◆ Set problem ◆
Identify the lines that contain the word "plastics", then copy them.

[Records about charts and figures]
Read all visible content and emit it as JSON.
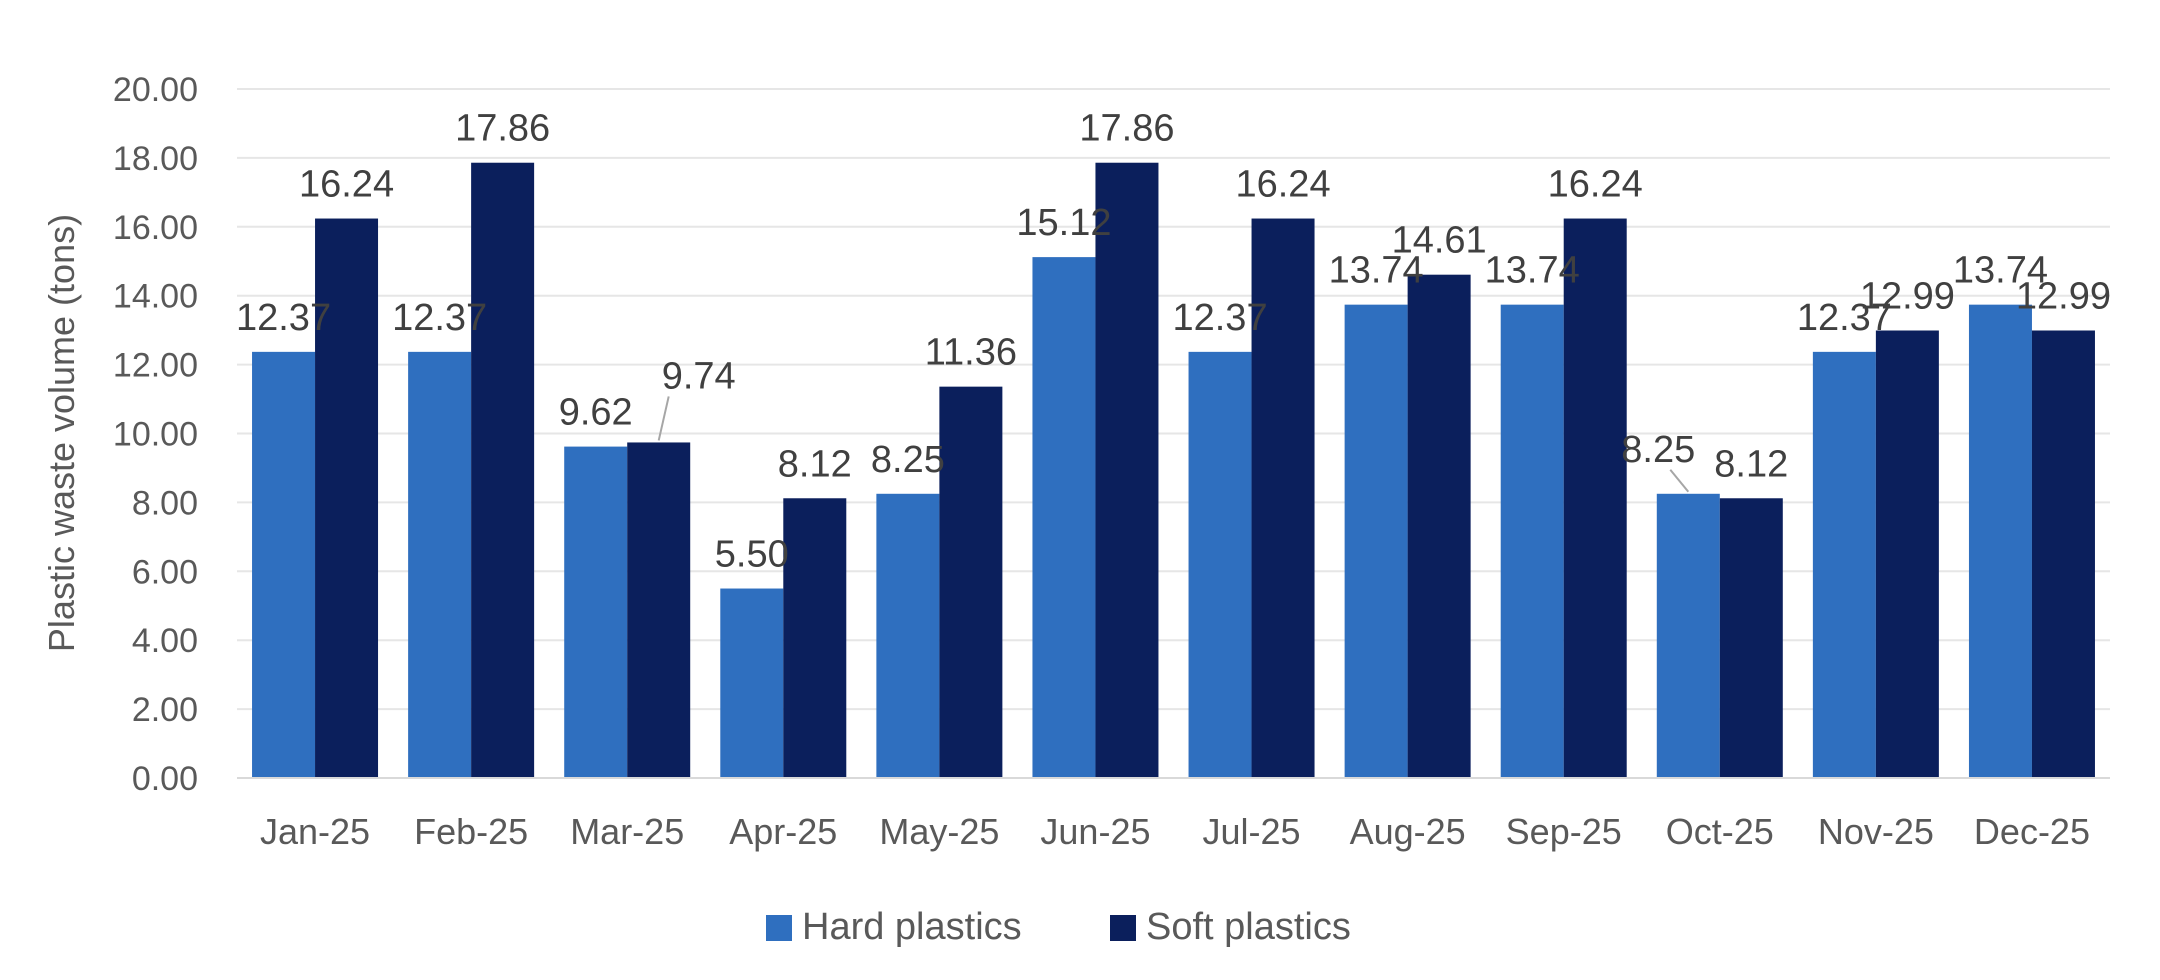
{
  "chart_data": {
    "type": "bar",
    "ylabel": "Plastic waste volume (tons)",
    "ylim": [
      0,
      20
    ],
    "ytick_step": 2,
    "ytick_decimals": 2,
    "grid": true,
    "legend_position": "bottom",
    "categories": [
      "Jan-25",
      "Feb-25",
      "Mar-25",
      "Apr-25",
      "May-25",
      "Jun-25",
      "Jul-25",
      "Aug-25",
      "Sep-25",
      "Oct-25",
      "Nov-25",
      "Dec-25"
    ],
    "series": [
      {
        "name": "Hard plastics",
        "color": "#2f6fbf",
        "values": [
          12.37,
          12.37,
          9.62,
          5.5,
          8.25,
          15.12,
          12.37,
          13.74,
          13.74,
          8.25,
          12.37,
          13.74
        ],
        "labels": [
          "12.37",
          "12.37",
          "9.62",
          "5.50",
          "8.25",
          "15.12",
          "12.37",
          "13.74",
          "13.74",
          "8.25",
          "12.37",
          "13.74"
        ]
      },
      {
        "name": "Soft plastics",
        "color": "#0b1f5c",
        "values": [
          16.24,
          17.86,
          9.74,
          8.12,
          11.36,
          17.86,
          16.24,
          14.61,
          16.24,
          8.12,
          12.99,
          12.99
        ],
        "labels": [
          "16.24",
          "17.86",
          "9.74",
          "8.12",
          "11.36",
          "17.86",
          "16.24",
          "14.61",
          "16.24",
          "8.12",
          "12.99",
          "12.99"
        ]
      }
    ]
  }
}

==

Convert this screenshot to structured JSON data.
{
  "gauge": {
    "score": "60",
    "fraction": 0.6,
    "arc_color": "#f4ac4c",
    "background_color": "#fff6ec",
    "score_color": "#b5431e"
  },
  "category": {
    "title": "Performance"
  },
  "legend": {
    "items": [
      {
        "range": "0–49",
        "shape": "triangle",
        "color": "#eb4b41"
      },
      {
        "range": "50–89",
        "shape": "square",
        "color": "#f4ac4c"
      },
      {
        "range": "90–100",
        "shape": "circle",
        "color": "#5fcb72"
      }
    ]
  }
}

* * *

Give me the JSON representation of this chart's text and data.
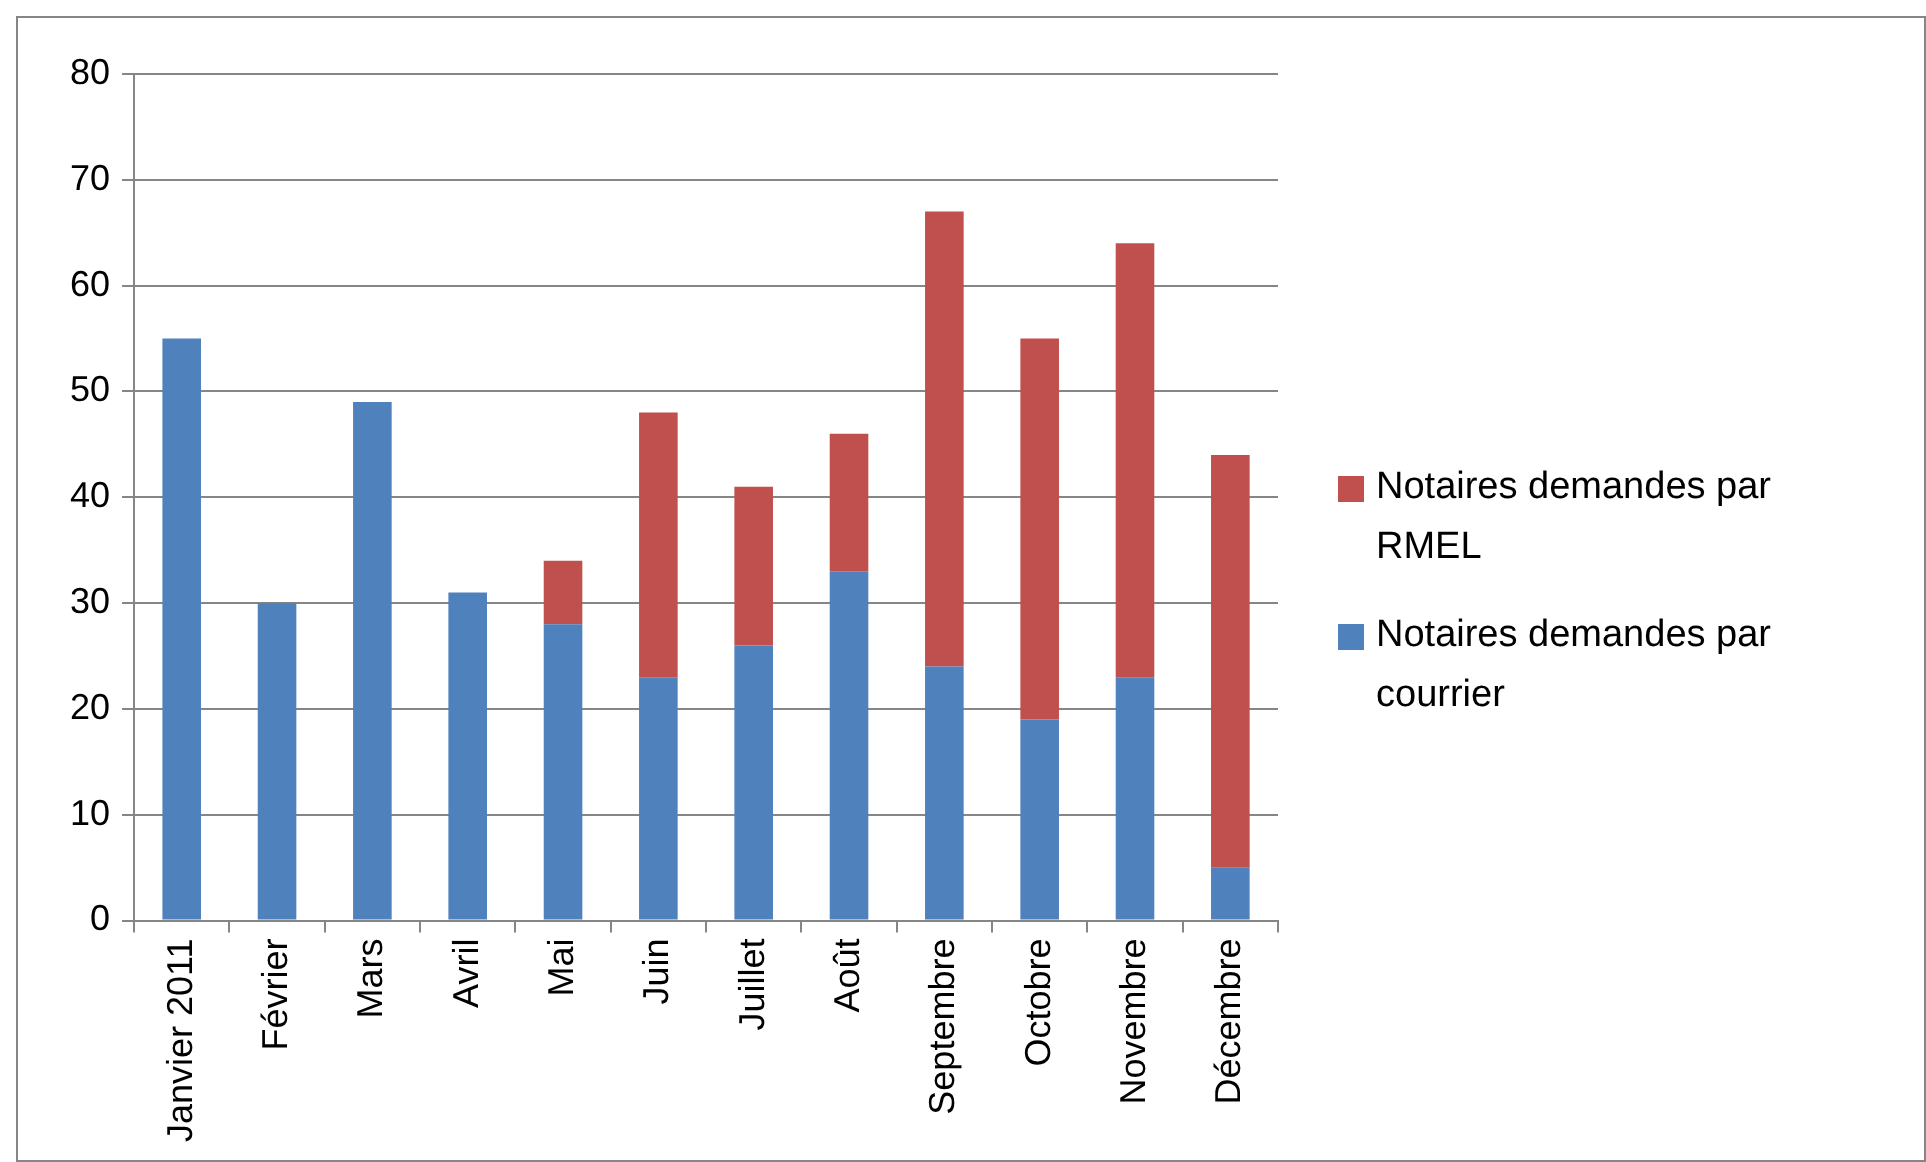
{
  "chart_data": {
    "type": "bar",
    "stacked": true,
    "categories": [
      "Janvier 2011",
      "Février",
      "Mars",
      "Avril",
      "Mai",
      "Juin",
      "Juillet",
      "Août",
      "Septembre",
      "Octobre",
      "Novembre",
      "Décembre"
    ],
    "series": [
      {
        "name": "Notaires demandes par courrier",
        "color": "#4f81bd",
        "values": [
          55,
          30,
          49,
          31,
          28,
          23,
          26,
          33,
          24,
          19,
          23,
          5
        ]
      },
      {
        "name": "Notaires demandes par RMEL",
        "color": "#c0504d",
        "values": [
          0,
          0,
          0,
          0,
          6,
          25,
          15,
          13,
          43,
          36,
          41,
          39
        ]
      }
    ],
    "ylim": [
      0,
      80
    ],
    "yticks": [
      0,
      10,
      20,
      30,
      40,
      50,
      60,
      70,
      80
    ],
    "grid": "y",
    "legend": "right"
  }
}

◆ Problem solution ◆
        "name": "Hard plastics",
        "name": "Soft plastics",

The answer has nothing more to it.